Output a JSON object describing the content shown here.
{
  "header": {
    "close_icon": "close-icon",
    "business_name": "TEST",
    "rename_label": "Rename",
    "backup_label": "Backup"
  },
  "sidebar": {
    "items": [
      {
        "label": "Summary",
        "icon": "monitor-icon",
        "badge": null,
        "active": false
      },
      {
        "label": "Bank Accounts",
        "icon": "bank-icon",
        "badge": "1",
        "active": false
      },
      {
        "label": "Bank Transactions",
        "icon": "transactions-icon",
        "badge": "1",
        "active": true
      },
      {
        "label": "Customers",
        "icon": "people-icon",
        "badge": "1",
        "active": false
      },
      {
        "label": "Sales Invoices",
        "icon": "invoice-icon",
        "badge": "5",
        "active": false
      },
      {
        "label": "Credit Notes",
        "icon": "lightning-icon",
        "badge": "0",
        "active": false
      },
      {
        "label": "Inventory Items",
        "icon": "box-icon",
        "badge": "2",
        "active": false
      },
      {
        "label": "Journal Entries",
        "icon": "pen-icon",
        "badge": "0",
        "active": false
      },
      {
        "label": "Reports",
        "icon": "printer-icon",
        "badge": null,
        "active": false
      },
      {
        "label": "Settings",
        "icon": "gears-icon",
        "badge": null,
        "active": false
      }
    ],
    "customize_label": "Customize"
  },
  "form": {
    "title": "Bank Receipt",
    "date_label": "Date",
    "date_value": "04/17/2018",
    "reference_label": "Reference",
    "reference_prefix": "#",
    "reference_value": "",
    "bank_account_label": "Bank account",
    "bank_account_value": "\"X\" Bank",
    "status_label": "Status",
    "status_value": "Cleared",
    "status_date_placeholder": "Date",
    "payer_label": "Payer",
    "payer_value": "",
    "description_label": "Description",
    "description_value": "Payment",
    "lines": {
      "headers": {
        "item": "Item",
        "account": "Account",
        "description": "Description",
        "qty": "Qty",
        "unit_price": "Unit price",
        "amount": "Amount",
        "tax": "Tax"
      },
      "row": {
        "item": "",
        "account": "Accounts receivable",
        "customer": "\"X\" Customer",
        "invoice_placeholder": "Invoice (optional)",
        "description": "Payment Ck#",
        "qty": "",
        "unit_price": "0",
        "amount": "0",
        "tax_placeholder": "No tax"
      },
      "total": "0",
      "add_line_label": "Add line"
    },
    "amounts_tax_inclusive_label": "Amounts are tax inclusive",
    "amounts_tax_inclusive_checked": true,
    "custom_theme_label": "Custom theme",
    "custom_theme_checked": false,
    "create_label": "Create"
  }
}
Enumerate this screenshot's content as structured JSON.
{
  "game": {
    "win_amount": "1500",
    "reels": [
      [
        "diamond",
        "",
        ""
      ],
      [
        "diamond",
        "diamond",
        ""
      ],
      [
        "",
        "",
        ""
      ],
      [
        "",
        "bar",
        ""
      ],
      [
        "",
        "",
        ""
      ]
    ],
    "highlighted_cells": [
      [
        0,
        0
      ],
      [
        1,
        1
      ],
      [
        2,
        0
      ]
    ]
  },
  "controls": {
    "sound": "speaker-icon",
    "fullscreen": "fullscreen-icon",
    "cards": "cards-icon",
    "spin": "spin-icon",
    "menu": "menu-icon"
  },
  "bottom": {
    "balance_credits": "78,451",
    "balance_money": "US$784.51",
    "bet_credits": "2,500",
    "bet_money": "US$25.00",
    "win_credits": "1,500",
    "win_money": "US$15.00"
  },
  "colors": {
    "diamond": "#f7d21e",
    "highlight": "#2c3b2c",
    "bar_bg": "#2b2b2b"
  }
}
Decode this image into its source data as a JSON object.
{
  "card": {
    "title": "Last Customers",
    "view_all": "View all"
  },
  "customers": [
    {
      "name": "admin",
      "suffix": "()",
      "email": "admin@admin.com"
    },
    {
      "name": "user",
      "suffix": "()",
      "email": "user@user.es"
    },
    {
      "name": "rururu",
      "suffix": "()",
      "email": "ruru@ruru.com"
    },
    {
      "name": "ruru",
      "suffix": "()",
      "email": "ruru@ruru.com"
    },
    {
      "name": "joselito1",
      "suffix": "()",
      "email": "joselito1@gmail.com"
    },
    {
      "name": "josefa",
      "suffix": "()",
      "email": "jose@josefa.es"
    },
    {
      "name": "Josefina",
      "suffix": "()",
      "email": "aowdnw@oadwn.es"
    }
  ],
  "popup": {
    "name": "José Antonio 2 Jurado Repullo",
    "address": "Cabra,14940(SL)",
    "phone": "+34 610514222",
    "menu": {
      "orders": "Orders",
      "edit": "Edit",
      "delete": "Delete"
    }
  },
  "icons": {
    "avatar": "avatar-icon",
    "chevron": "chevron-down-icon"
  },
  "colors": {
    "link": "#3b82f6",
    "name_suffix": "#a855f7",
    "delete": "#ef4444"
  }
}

______

— EXERCISE DIRECTIONS —
From the listing above, extract all records word for word.

— EXPECTED OUTPUT —
Output a JSON object describing the content shown here.
{
  "header": {
    "close_icon": "close-icon",
    "business_name": "TEST",
    "rename_label": "Rename",
    "backup_label": "Backup"
  },
  "sidebar": {
    "items": [
      {
        "label": "Summary",
        "icon": "monitor-icon",
        "badge": null,
        "active": false
      },
      {
        "label": "Bank Accounts",
        "icon": "bank-icon",
        "badge": "1",
        "active": false
      },
      {
        "label": "Bank Transactions",
        "icon": "transactions-icon",
        "badge": "1",
        "active": true
      },
      {
        "label": "Customers",
        "icon": "people-icon",
        "badge": "1",
        "active": false
      },
      {
        "label": "Sales Invoices",
        "icon": "invoice-icon",
        "badge": "5",
        "active": false
      },
      {
        "label": "Credit Notes",
        "icon": "lightning-icon",
        "badge": "0",
        "active": false
      },
      {
        "label": "Inventory Items",
        "icon": "box-icon",
        "badge": "2",
        "active": false
      },
      {
        "label": "Journal Entries",
        "icon": "pen-icon",
        "badge": "0",
        "active": false
      },
      {
        "label": "Reports",
        "icon": "printer-icon",
        "badge": null,
        "active": false
      },
      {
        "label": "Settings",
        "icon": "gears-icon",
        "badge": null,
        "active": false
      }
    ],
    "customize_label": "Customize"
  },
  "form": {
    "title": "Bank Receipt",
    "date_label": "Date",
    "date_value": "04/17/2018",
    "reference_label": "Reference",
    "reference_prefix": "#",
    "reference_value": "",
    "bank_account_label": "Bank account",
    "bank_account_value": "\"X\" Bank",
    "status_label": "Status",
    "status_value": "Cleared",
    "status_date_placeholder": "Date",
    "payer_label": "Payer",
    "payer_value": "",
    "description_label": "Description",
    "description_value": "Payment",
    "lines": {
      "headers": {
        "item": "Item",
        "account": "Account",
        "description": "Description",
        "qty": "Qty",
        "unit_price": "Unit price",
        "amount": "Amount",
        "tax": "Tax"
      },
      "row": {
        "item": "",
        "account": "Accounts receivable",
        "customer": "\"X\" Customer",
        "invoice_placeholder": "Invoice (optional)",
        "description": "Payment Ck#",
        "qty": "",
        "unit_price": "0",
        "amount": "0",
        "tax_placeholder": "No tax"
      },
      "total": "0",
      "add_line_label": "Add line"
    },
    "amounts_tax_inclusive_label": "Amounts are tax inclusive",
    "amounts_tax_inclusive_checked": true,
    "custom_theme_label": "Custom theme",
    "custom_theme_checked": false,
    "create_label": "Create"
  }
}
Enumerate this screenshot's content as structured JSON.
{
  "game": {
    "win_amount": "1500",
    "reels": [
      [
        "diamond",
        "",
        ""
      ],
      [
        "diamond",
        "diamond",
        ""
      ],
      [
        "",
        "",
        ""
      ],
      [
        "",
        "bar",
        ""
      ],
      [
        "",
        "",
        ""
      ]
    ],
    "highlighted_cells": [
      [
        0,
        0
      ],
      [
        1,
        1
      ],
      [
        2,
        0
      ]
    ]
  },
  "controls": {
    "sound": "speaker-icon",
    "fullscreen": "fullscreen-icon",
    "cards": "cards-icon",
    "spin": "spin-icon",
    "menu": "menu-icon"
  },
  "bottom": {
    "balance_credits": "78,451",
    "balance_money": "US$784.51",
    "bet_credits": "2,500",
    "bet_money": "US$25.00",
    "win_credits": "1,500",
    "win_money": "US$15.00"
  },
  "colors": {
    "diamond": "#f7d21e",
    "highlight": "#2c3b2c",
    "bar_bg": "#2b2b2b"
  }
}
Decode this image into its source data as a JSON object.
{
  "card": {
    "title": "Last Customers",
    "view_all": "View all"
  },
  "customers": [
    {
      "name": "admin",
      "suffix": "()",
      "email": "admin@admin.com"
    },
    {
      "name": "user",
      "suffix": "()",
      "email": "user@user.es"
    },
    {
      "name": "rururu",
      "suffix": "()",
      "email": "ruru@ruru.com"
    },
    {
      "name": "ruru",
      "suffix": "()",
      "email": "ruru@ruru.com"
    },
    {
      "name": "joselito1",
      "suffix": "()",
      "email": "joselito1@gmail.com"
    },
    {
      "name": "josefa",
      "suffix": "()",
      "email": "jose@josefa.es"
    },
    {
      "name": "Josefina",
      "suffix": "()",
      "email": "aowdnw@oadwn.es"
    }
  ],
  "popup": {
    "name": "José Antonio 2 Jurado Repullo",
    "address": "Cabra,14940(SL)",
    "phone": "+34 610514222",
    "menu": {
      "orders": "Orders",
      "edit": "Edit",
      "delete": "Delete"
    }
  },
  "icons": {
    "avatar": "avatar-icon",
    "chevron": "chevron-down-icon"
  },
  "colors": {
    "link": "#3b82f6",
    "name_suffix": "#a855f7",
    "delete": "#ef4444"
  }
}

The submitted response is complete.